§ Stated problem
From the listing below, pull out every line where the string "name" appears.

═════ Given entries ═════

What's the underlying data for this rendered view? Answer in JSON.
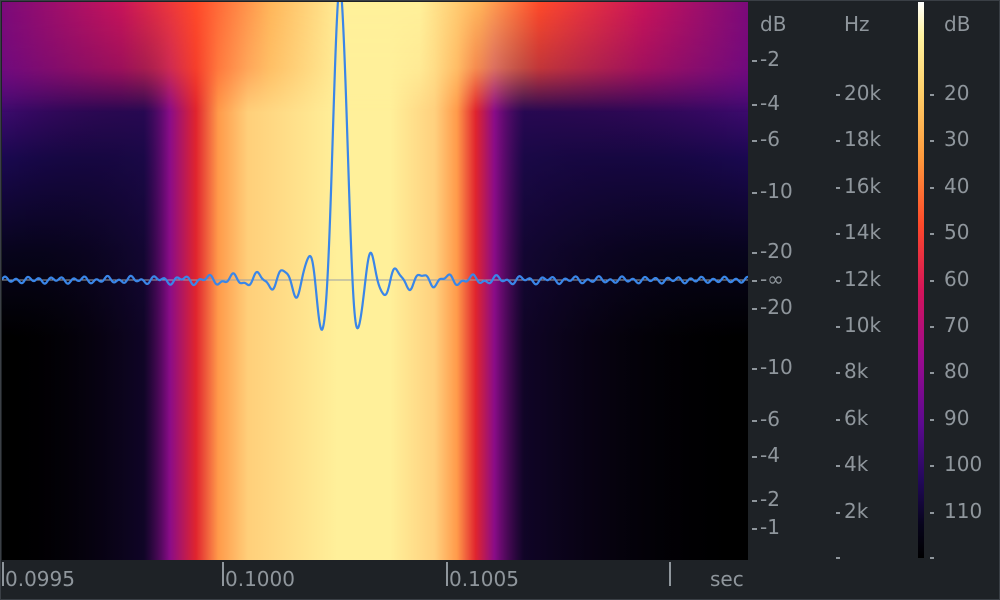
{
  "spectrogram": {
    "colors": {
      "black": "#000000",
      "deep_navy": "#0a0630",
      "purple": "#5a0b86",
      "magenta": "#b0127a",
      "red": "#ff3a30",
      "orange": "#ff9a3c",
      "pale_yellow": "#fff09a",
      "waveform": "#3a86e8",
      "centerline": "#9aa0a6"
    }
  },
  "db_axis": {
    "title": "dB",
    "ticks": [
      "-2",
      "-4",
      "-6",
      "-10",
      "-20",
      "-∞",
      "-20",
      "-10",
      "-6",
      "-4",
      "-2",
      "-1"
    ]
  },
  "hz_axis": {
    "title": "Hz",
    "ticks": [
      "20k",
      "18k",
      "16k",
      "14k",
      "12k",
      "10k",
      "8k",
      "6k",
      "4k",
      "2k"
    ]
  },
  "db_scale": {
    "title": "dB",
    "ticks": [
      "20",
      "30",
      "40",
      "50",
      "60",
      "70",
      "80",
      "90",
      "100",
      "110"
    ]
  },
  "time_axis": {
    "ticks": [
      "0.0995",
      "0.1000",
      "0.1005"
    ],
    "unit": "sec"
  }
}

═════
═════ Given entries ═════

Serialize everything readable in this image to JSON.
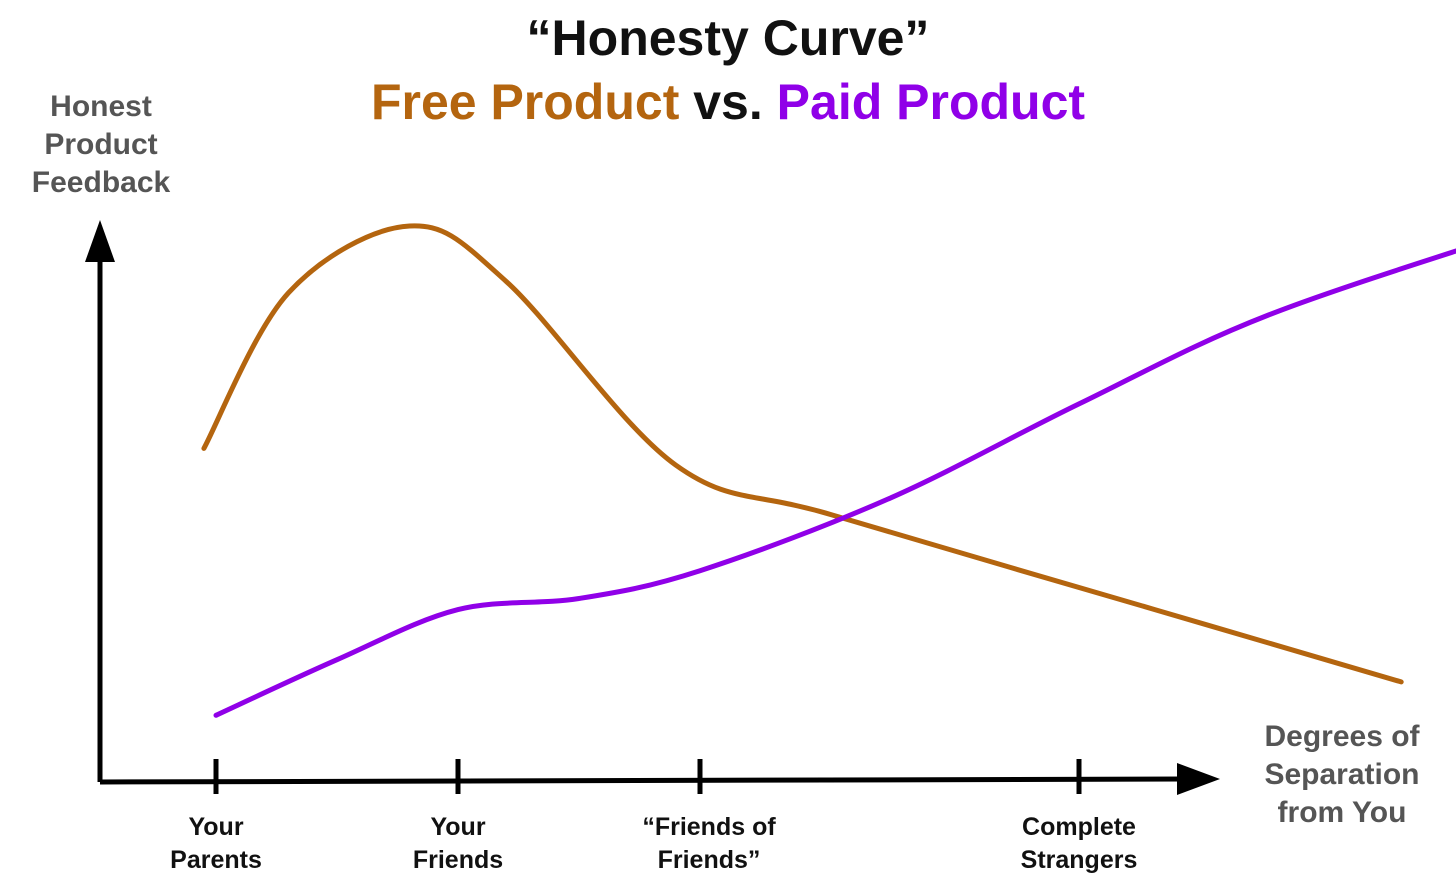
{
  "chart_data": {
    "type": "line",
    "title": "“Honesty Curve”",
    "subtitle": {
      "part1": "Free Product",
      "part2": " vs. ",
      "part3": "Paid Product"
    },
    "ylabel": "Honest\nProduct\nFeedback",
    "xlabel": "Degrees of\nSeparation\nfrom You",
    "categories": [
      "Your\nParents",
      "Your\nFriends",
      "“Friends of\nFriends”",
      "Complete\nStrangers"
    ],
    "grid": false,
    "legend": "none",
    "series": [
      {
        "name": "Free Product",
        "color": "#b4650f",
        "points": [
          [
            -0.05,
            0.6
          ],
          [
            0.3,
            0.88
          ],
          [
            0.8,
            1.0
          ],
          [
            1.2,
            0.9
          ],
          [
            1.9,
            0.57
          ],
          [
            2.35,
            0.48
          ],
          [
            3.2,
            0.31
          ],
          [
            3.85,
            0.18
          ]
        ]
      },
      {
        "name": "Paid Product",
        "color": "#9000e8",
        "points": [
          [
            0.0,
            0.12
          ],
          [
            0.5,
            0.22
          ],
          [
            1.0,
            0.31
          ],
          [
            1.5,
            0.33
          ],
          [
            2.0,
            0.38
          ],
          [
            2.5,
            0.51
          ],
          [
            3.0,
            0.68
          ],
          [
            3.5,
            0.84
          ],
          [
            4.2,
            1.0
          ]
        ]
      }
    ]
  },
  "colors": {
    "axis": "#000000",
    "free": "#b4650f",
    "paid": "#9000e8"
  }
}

═════
═════ Given entries ═════

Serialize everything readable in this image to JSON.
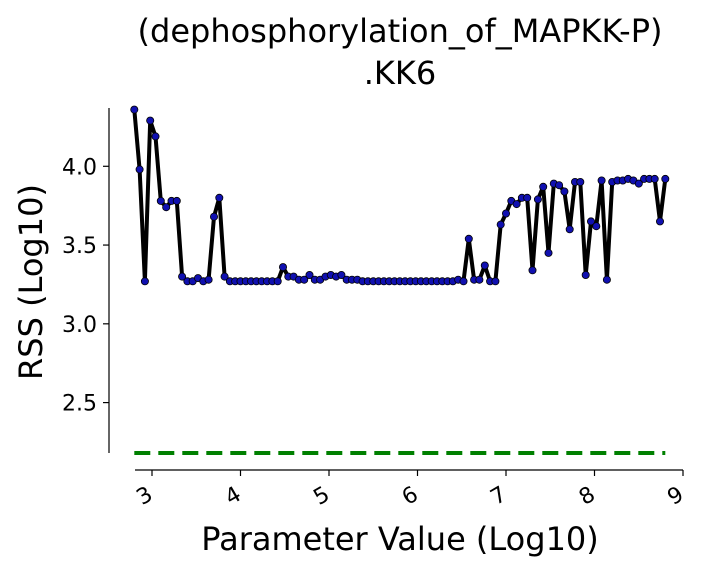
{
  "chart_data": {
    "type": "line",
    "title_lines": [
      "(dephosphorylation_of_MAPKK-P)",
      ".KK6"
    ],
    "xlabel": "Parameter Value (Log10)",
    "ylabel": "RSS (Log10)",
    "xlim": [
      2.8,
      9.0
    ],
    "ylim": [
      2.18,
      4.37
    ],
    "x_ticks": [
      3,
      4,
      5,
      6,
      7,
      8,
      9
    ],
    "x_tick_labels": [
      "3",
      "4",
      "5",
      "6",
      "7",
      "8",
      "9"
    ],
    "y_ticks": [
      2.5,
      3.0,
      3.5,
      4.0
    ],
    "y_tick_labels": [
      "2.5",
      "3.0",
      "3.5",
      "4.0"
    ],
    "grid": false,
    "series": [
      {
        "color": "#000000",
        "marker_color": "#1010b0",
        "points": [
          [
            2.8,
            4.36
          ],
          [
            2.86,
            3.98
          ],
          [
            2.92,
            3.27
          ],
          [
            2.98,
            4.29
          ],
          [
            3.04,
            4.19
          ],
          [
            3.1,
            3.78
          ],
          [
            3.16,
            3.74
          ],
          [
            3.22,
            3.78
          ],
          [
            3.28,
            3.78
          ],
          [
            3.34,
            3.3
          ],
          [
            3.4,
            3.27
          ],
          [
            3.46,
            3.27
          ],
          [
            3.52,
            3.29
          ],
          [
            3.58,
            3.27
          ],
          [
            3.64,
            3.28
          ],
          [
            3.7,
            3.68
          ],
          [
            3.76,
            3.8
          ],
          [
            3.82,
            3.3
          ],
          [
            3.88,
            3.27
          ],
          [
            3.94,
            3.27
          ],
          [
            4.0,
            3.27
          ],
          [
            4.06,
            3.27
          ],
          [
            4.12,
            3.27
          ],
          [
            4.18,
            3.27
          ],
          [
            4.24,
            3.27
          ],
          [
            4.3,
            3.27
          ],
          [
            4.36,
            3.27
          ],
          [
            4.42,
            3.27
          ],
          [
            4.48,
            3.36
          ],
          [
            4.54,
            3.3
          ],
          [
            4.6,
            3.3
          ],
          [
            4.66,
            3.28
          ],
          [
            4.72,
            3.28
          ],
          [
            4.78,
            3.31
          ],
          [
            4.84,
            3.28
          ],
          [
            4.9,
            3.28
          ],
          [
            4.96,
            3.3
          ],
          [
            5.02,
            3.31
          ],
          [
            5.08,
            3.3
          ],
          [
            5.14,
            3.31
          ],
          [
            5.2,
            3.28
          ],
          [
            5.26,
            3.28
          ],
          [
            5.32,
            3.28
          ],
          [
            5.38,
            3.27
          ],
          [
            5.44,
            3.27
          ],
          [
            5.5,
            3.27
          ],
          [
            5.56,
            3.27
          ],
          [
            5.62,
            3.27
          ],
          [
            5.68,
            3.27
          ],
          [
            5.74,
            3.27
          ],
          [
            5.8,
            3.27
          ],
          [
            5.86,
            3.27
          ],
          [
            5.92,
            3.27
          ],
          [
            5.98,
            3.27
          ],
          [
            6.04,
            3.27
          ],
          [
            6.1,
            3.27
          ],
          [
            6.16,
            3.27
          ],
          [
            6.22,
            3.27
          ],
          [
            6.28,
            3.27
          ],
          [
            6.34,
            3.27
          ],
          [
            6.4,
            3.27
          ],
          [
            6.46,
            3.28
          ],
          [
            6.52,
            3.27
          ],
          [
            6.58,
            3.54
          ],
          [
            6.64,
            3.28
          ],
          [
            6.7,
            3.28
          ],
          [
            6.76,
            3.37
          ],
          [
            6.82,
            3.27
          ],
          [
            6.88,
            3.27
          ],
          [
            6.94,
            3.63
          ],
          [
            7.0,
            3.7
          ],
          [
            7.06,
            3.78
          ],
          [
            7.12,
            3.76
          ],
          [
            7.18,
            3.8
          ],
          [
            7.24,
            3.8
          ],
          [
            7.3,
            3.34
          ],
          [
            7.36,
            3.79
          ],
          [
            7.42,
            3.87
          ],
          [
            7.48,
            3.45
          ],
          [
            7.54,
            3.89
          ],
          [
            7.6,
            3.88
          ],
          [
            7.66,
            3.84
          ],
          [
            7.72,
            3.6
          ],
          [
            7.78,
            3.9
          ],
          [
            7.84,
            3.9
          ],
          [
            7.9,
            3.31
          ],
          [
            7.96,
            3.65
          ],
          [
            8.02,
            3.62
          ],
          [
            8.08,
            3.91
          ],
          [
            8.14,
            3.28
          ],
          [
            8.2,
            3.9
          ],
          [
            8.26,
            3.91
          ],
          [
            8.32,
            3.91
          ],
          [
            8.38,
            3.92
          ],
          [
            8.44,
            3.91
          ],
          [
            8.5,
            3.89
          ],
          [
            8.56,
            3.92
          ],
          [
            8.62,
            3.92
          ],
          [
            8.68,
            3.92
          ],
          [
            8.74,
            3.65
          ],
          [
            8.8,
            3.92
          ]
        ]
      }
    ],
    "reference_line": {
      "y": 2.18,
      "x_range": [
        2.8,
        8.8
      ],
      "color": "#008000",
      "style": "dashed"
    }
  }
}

═════

§ Task response
        "name": "Free Product",
        "name": "Paid Product",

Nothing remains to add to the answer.